→ **WHAT IS REQUIRED**: The records below must be duplicated exactly, character for character.
^^^^
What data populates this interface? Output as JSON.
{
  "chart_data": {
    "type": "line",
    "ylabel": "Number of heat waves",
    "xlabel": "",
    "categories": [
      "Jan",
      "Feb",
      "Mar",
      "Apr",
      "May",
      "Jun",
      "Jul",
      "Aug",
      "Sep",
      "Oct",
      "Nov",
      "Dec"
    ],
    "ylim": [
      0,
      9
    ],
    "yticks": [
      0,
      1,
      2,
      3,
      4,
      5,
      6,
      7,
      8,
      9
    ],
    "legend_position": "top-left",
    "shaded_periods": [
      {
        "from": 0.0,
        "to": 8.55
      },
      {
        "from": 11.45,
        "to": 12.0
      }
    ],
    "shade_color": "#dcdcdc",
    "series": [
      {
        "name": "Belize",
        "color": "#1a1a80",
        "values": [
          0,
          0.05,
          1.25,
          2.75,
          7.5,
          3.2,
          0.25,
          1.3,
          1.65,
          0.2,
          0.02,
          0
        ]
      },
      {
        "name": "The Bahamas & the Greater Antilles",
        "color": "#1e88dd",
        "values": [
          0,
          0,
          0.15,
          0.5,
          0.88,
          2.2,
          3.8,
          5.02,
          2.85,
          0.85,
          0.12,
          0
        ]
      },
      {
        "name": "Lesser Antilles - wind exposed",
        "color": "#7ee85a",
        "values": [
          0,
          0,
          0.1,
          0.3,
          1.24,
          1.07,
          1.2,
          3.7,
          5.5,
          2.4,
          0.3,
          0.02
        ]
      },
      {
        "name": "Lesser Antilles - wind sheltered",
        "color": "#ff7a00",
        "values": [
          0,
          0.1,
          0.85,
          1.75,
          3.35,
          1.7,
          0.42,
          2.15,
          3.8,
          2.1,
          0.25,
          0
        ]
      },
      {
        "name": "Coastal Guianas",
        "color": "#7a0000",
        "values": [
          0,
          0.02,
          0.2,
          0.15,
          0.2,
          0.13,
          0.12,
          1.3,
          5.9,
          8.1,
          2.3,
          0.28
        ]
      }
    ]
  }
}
^^^^
→ **FINISHED ANSWER**:
What data populates this interface? Output as JSON.
{
  "chart_data": {
    "type": "line",
    "ylabel": "Number of heat waves",
    "xlabel": "",
    "categories": [
      "Jan",
      "Feb",
      "Mar",
      "Apr",
      "May",
      "Jun",
      "Jul",
      "Aug",
      "Sep",
      "Oct",
      "Nov",
      "Dec"
    ],
    "ylim": [
      0,
      9
    ],
    "yticks": [
      0,
      1,
      2,
      3,
      4,
      5,
      6,
      7,
      8,
      9
    ],
    "legend_position": "top-left",
    "shaded_periods": [
      {
        "from": 0.0,
        "to": 8.55
      },
      {
        "from": 11.45,
        "to": 12.0
      }
    ],
    "shade_color": "#dcdcdc",
    "series": [
      {
        "name": "Belize",
        "color": "#1a1a80",
        "values": [
          0,
          0.05,
          1.25,
          2.75,
          7.5,
          3.2,
          0.25,
          1.3,
          1.65,
          0.2,
          0.02,
          0
        ]
      },
      {
        "name": "The Bahamas & the Greater Antilles",
        "color": "#1e88dd",
        "values": [
          0,
          0,
          0.15,
          0.5,
          0.88,
          2.2,
          3.8,
          5.02,
          2.85,
          0.85,
          0.12,
          0
        ]
      },
      {
        "name": "Lesser Antilles - wind exposed",
        "color": "#7ee85a",
        "values": [
          0,
          0,
          0.1,
          0.3,
          1.24,
          1.07,
          1.2,
          3.7,
          5.5,
          2.4,
          0.3,
          0.02
        ]
      },
      {
        "name": "Lesser Antilles - wind sheltered",
        "color": "#ff7a00",
        "values": [
          0,
          0.1,
          0.85,
          1.75,
          3.35,
          1.7,
          0.42,
          2.15,
          3.8,
          2.1,
          0.25,
          0
        ]
      },
      {
        "name": "Coastal Guianas",
        "color": "#7a0000",
        "values": [
          0,
          0.02,
          0.2,
          0.15,
          0.2,
          0.13,
          0.12,
          1.3,
          5.9,
          8.1,
          2.3,
          0.28
        ]
      }
    ]
  }
}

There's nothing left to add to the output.